- _Recorded information_:
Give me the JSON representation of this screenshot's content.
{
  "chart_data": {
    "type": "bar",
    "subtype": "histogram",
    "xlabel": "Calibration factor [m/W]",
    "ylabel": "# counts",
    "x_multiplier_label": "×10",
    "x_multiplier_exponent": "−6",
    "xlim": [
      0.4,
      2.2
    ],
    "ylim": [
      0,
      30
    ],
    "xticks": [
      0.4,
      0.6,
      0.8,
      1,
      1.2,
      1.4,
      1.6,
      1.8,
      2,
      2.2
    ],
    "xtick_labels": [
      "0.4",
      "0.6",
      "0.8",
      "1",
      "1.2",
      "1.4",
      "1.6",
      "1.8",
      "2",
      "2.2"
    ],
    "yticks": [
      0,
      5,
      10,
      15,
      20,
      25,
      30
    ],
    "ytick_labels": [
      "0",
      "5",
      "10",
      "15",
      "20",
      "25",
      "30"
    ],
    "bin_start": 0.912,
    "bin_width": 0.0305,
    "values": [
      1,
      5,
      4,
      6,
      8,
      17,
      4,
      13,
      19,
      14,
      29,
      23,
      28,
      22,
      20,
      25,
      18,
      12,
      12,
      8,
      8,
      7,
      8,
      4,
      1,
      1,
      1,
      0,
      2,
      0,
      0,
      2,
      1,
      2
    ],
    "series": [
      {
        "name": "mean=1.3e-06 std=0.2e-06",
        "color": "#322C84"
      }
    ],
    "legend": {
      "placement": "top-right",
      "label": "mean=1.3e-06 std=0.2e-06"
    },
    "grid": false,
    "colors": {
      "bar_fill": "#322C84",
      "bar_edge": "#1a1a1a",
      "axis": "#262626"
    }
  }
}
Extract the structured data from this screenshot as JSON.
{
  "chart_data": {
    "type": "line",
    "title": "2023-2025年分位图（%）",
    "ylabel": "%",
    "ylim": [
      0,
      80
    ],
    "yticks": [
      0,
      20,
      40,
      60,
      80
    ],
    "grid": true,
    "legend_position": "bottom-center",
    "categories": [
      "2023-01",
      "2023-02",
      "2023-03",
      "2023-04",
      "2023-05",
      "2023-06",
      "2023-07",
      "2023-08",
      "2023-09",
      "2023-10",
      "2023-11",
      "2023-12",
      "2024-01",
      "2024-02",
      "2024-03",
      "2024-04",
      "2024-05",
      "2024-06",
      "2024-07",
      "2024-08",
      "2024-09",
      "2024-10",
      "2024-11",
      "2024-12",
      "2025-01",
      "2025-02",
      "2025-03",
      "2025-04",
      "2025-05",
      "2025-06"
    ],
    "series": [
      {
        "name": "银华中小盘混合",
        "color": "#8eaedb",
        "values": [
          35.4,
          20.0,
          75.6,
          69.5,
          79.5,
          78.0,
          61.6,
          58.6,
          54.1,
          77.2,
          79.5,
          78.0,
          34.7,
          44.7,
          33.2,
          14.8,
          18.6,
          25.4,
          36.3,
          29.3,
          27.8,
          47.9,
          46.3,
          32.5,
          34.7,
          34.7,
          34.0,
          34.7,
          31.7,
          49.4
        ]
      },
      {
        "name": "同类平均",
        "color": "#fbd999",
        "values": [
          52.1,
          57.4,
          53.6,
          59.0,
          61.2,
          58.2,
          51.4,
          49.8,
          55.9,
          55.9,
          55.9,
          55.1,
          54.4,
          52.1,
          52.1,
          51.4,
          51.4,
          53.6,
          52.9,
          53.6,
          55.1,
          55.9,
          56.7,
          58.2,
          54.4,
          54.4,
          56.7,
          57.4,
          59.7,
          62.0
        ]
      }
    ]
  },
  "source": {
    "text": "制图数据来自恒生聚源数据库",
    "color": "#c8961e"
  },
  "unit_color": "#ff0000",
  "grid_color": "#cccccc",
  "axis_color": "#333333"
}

- _Directions for this task_:
Filter the records above and return every line that holds the word "mean".

- _Result for this task_:
        "name": "mean=1.3e-06 std=0.2e-06",
      "label": "mean=1.3e-06 std=0.2e-06"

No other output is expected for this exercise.